___ Extracted entries

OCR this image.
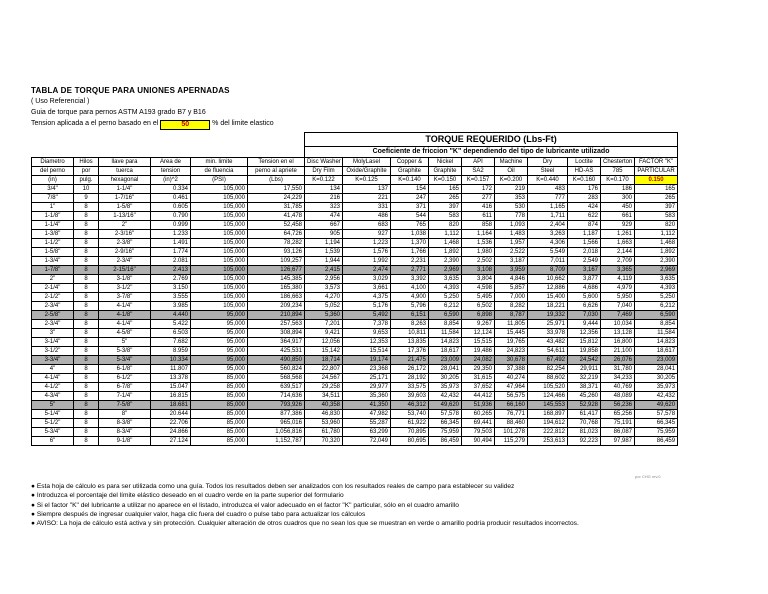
TABLA DE TORQUE PARA UNIONES APERNADAS
( Uso Referencial )
Guia de torque para pernos ASTM A193 grado B7 y B16
Tension aplicada a el perno basado en el	50	% del limite elastico
						TORQUE REQUERIDO (Lbs-Ft)									
						Coeficiente de friccion "K" dependiendo del tipo de lubricante utilizado									
Diametro	Hilos	llave para	Area de	min. limite	Tension en el	Disc Washer	MolyLasel	Copper &	Nickel	API	Machine	Dry	Loctite	Chesterton	FACTOR "K"
del perno	por	tuerca	tension	de fluencia	perno al apriete	Dry Film	Oxide/Graphite	Graphite	Graphite	SA2	Oil	Steel	HD-AS	785	PARTICULAR
(in)	pulg.	hexagonal	(in)^2	(PSI)	(Lbs)	K=0.122	K=0.125	K=0.140	K=0.150	K=0.157	K=0.200	K=0.440	K=0.160	K=0.170	0.150
3/4"	10	1-1/4"	0.334	105,000	17,550	134	137	154	165	172	219	483	176	186	165
7/8"	9	1-7/16"	0.461	105,000	24,229	216	221	247	265	277	353	777	283	300	265
1"	8	1-5/8"	0.605	105,000	31,785	323	331	371	397	416	530	1,165	424	450	397
1-1/8"	8	1-13/16"	0.790	105,000	41,478	474	486	544	583	611	778	1,711	622	661	583
1-1/4"	8	2"	0.999	105,000	52,458	667	683	765	820	858	1,093	2,404	874	929	820
1-3/8"	8	2-3/16"	1.233	105,000	64,726	905	927	1,038	1,112	1,164	1,483	3,263	1,187	1,261	1,112
1-1/2"	8	2-3/8"	1.491	105,000	78,282	1,194	1,223	1,370	1,468	1,536	1,957	4,306	1,566	1,663	1,468
1-5/8"	8	2-9/16"	1.774	105,000	93,126	1,539	1,576	1,766	1,892	1,980	2,522	5,549	2,018	2,144	1,892
1-3/4"	8	2-3/4"	2.081	105,000	109,257	1,944	1,992	2,231	2,390	2,502	3,187	7,011	2,549	2,709	2,390
1-7/8"	8	2-15/16"	2.413	105,000	126,677	2,415	2,474	2,771	2,969	3,108	3,959	8,709	3,167	3,365	2,969
2"	8	3-1/8"	2.769	105,000	145,385	2,956	3,029	3,392	3,635	3,804	4,846	10,662	3,877	4,119	3,635
2-1/4"	8	3-1/2"	3.150	105,000	165,380	3,573	3,661	4,100	4,393	4,598	5,857	12,886	4,686	4,979	4,393
2-1/2"	8	3-7/8"	3.555	105,000	186,663	4,270	4,375	4,900	5,250	5,495	7,000	15,400	5,600	5,950	5,250
2-3/4"	8	4-1/4"	3.985	105,000	209,234	5,052	5,176	5,796	6,212	6,502	8,282	18,221	6,626	7,040	6,212
2-5/8"	8	4-1/8"	4.440	95,000	210,894	5,360	5,492	6,151	6,590	6,898	8,787	19,332	7,030	7,469	6,590
2-3/4"	8	4-1/4"	5.422	95,000	257,563	7,201	7,378	8,263	8,854	9,267	11,805	25,971	9,444	10,034	8,854
3"	8	4-5/8"	6.503	95,000	308,894	9,421	9,653	10,811	11,584	12,124	15,445	33,978	12,356	13,128	11,584
3-1/4"	8	5"	7.682	95,000	364,917	12,056	12,353	13,835	14,823	15,515	19,765	43,482	15,812	16,800	14,823
3-1/2"	8	5-3/8"	8.959	95,000	425,531	15,142	15,514	17,376	18,617	19,486	24,823	54,611	19,858	21,100	18,617
3-3/4"	8	5-3/4"	10.334	95,000	490,850	18,714	19,174	21,475	23,009	24,082	30,678	67,492	24,542	26,076	23,009
4"	8	6-1/8"	11.807	95,000	560,824	22,807	23,368	26,172	28,041	29,350	37,388	82,254	29,911	31,780	28,041
4-1/4"	8	6-1/2"	13.378	85,000	568,568	24,567	25,171	28,192	30,205	31,615	40,274	88,602	32,219	34,233	30,205
4-1/2"	8	6-7/8"	15.047	85,000	639,517	29,258	29,977	33,575	35,973	37,652	47,964	105,520	38,371	40,769	35,973
4-3/4"	8	7-1/4"	16.815	85,000	714,636	34,511	35,360	39,603	42,432	44,412	56,575	124,466	45,260	48,089	42,432
5"	8	7-5/8"	18.681	85,000	793,926	40,358	41,350	46,312	49,620	51,936	66,160	145,553	52,928	56,236	49,620
5-1/4"	8	8"	20.644	85,000	877,386	46,830	47,982	53,740	57,578	60,265	76,771	168,897	61,417	65,256	57,578
5-1/2"	8	8-3/8"	22.706	85,000	965,016	53,960	55,287	61,922	66,345	69,441	88,460	194,612	70,768	75,191	66,345
5-3/4"	8	8-3/4"	24.866	85,000	1,056,816	61,780	63,299	70,895	75,959	79,503	101,278	222,812	81,023	86,087	75,959
6"	8	9-1/8"	27.124	85,000	1,152,787	70,320	72,049	80,695	86,459	90,494	115,279	253,613	92,223	97,987	86,459
por CHG rev.0
● Esta hoja de cálculo es para ser utilizada como una guía. Todos los resultados deben ser analizados con los resultados reales de campo para establecer su validez
● Introduzca el porcentaje del límite elástico deseado en el cuadro verde en la parte superior del formulario
● Si el factor "K" del lubricante a utilizar no aparece en el listado, introduzca el valor adecuado en el factor "K" particular, sólo en el cuadro amarillo
● Siempre después de ingresar cualquier valor, haga clic fuera del cuadro o pulse tabo para actualizar los cálculos
● AVISO: La hoja de cálculo está activa y sin protección. Cualquier alteración de otros cuadros que no sean los que se muestran en verde o amarillo podría producir resultados incorrectos.
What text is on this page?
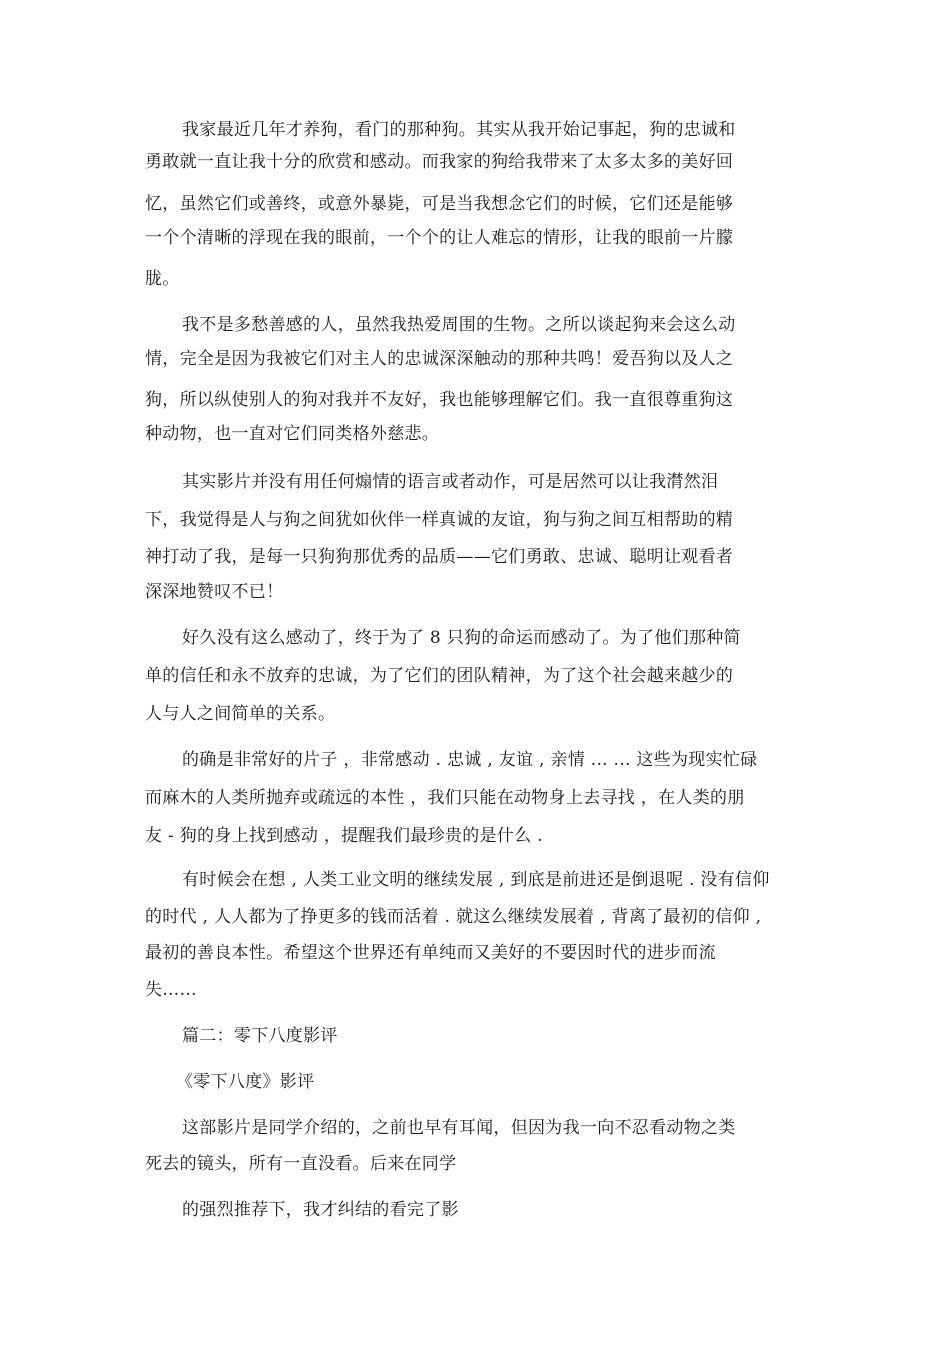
我家最近几年才养狗，看门的那种狗。其实从我开始记事起，狗的忠诚和
勇敢就一直让我十分的欣赏和感动。而我家的狗给我带来了太多太多的美好回
忆，虽然它们或善终，或意外暴毙，可是当我想念它们的时候，它们还是能够
一个个清晰的浮现在我的眼前，一个个的让人难忘的情形，让我的眼前一片朦
胧。
我不是多愁善感的人，虽然我热爱周围的生物。之所以谈起狗来会这么动
情，完全是因为我被它们对主人的忠诚深深触动的那种共鸣！爱吾狗以及人之
狗，所以纵使别人的狗对我并不友好，我也能够理解它们。我一直很尊重狗这
种动物，也一直对它们同类格外慈悲。
其实影片并没有用任何煽情的语言或者动作，可是居然可以让我潸然泪
下，我觉得是人与狗之间犹如伙伴一样真诚的友谊，狗与狗之间互相帮助的精
神打动了我，是每一只狗狗那优秀的品质——它们勇敢、忠诚、聪明让观看者
深深地赞叹不已！
好久没有这么感动了，终于为了 8 只狗的命运而感动了。为了他们那种简
单的信任和永不放弃的忠诚，为了它们的团队精神，为了这个社会越来越少的
人与人之间简单的关系。
的确是非常好的片子 ，非常感动 . 忠诚 , 友谊 , 亲情 ... ... 这些为现实忙碌
而麻木的人类所抛弃或疏远的本性 ，我们只能在动物身上去寻找 ，在人类的朋
友 - 狗的身上找到感动 ，提醒我们最珍贵的是什么 .
有时候会在想 , 人类工业文明的继续发展 , 到底是前进还是倒退呢 . 没有信仰
的时代 , 人人都为了挣更多的钱而活着 . 就这么继续发展着 , 背离了最初的信仰 ,
最初的善良本性。希望这个世界还有单纯而又美好的不要因时代的进步而流
失……
篇二：零下八度影评
《零下八度》影评
这部影片是同学介绍的，之前也早有耳闻，但因为我一向不忍看动物之类
死去的镜头，所有一直没看。后来在同学
的强烈推荐下，我才纠结的看完了影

______

— Objective —
Check each line of the listing above for the string "limite", then report only how many lines have it.

— Solved problem —
2